# Provided records:
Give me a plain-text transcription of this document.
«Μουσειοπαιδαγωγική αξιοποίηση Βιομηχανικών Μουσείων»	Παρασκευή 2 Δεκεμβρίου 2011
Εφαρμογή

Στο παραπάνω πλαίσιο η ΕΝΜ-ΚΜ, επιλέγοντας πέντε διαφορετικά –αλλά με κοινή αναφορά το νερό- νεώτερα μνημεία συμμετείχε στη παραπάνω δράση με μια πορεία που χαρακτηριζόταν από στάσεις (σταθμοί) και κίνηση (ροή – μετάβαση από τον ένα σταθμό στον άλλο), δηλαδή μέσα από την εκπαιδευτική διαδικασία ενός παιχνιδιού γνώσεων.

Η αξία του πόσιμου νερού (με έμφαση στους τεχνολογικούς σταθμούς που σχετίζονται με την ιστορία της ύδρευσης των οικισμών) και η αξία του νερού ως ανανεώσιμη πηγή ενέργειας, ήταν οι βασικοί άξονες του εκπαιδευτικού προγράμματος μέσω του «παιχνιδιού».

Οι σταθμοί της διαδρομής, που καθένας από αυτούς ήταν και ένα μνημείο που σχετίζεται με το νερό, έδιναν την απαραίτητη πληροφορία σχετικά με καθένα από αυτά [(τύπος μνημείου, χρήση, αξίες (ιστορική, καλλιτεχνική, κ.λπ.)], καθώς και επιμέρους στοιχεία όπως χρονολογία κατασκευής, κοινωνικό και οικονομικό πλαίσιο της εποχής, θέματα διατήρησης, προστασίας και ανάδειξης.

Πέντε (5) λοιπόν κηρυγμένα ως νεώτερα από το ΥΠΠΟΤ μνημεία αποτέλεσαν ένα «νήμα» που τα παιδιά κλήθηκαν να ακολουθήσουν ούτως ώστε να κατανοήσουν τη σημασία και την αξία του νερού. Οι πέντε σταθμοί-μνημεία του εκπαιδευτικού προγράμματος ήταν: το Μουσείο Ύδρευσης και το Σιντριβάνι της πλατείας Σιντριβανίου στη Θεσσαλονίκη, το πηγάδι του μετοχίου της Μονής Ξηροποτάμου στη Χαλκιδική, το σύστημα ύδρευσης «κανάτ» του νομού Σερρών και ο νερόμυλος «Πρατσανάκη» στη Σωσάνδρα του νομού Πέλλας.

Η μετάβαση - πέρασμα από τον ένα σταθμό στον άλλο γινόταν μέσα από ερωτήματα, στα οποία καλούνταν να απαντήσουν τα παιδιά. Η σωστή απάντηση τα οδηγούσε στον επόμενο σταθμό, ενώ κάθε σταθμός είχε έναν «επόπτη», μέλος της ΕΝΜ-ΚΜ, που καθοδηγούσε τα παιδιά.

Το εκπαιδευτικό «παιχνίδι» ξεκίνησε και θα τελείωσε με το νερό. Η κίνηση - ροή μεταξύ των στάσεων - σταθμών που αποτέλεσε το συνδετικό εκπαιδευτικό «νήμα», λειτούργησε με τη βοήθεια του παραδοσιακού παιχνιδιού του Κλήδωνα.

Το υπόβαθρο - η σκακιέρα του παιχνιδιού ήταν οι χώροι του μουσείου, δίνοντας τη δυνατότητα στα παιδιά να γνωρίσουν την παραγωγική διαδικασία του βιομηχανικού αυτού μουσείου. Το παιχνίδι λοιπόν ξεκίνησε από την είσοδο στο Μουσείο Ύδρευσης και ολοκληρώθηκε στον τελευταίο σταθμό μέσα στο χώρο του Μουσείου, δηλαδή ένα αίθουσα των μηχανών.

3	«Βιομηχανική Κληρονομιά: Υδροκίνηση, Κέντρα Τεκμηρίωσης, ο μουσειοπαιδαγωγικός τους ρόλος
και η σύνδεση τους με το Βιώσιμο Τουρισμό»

# What you need to do:
Restate the records, all of them, precisely as written.

# Response to this exercise:
Give me a plain-text transcription of this document.
«Μουσειοπαιδαγωγική αξιοποίηση Βιομηχανικών Μουσείων»	Παρασκευή 2 Δεκεμβρίου 2011
Εφαρμογή

Στο παραπάνω πλαίσιο η ΕΝΜ-ΚΜ, επιλέγοντας πέντε διαφορετικά –αλλά με κοινή αναφορά το νερό- νεώτερα μνημεία συμμετείχε στη παραπάνω δράση με μια πορεία που χαρακτηριζόταν από στάσεις (σταθμοί) και κίνηση (ροή – μετάβαση από τον ένα σταθμό στον άλλο), δηλαδή μέσα από την εκπαιδευτική διαδικασία ενός παιχνιδιού γνώσεων.

Η αξία του πόσιμου νερού (με έμφαση στους τεχνολογικούς σταθμούς που σχετίζονται με την ιστορία της ύδρευσης των οικισμών) και η αξία του νερού ως ανανεώσιμη πηγή ενέργειας, ήταν οι βασικοί άξονες του εκπαιδευτικού προγράμματος μέσω του «παιχνιδιού».

Οι σταθμοί της διαδρομής, που καθένας από αυτούς ήταν και ένα μνημείο που σχετίζεται με το νερό, έδιναν την απαραίτητη πληροφορία σχετικά με καθένα από αυτά [(τύπος μνημείου, χρήση, αξίες (ιστορική, καλλιτεχνική, κ.λπ.)], καθώς και επιμέρους στοιχεία όπως χρονολογία κατασκευής, κοινωνικό και οικονομικό πλαίσιο της εποχής, θέματα διατήρησης, προστασίας και ανάδειξης.

Πέντε (5) λοιπόν κηρυγμένα ως νεώτερα από το ΥΠΠΟΤ μνημεία αποτέλεσαν ένα «νήμα» που τα παιδιά κλήθηκαν να ακολουθήσουν ούτως ώστε να κατανοήσουν τη σημασία και την αξία του νερού. Οι πέντε σταθμοί-μνημεία του εκπαιδευτικού προγράμματος ήταν: το Μουσείο Ύδρευσης και το Σιντριβάνι της πλατείας Σιντριβανίου στη Θεσσαλονίκη, το πηγάδι του μετοχίου της Μονής Ξηροποτάμου στη Χαλκιδική, το σύστημα ύδρευσης «κανάτ» του νομού Σερρών και ο νερόμυλος «Πρατσανάκη» στη Σωσάνδρα του νομού Πέλλας.

Η μετάβαση - πέρασμα από τον ένα σταθμό στον άλλο γινόταν μέσα από ερωτήματα, στα οποία καλούνταν να απαντήσουν τα παιδιά. Η σωστή απάντηση τα οδηγούσε στον επόμενο σταθμό, ενώ κάθε σταθμός είχε έναν «επόπτη», μέλος της ΕΝΜ-ΚΜ, που καθοδηγούσε τα παιδιά.

Το εκπαιδευτικό «παιχνίδι» ξεκίνησε και θα τελείωσε με το νερό. Η κίνηση - ροή μεταξύ των στάσεων - σταθμών που αποτέλεσε το συνδετικό εκπαιδευτικό «νήμα», λειτούργησε με τη βοήθεια του παραδοσιακού παιχνιδιού του Κλήδωνα.

Το υπόβαθρο - η σκακιέρα του παιχνιδιού ήταν οι χώροι του μουσείου, δίνοντας τη δυνατότητα στα παιδιά να γνωρίσουν την παραγωγική διαδικασία του βιομηχανικού αυτού μουσείου. Το παιχνίδι λοιπόν ξεκίνησε από την είσοδο στο Μουσείο Ύδρευσης και ολοκληρώθηκε στον τελευταίο σταθμό μέσα στο χώρο του Μουσείου, δηλαδή ένα αίθουσα των μηχανών.

3	«Βιομηχανική Κληρονομιά: Υδροκίνηση, Κέντρα Τεκμηρίωσης, ο μουσειοπαιδαγωγικός τους ρόλος
και η σύνδεση τους με το Βιώσιμο Τουρισμό»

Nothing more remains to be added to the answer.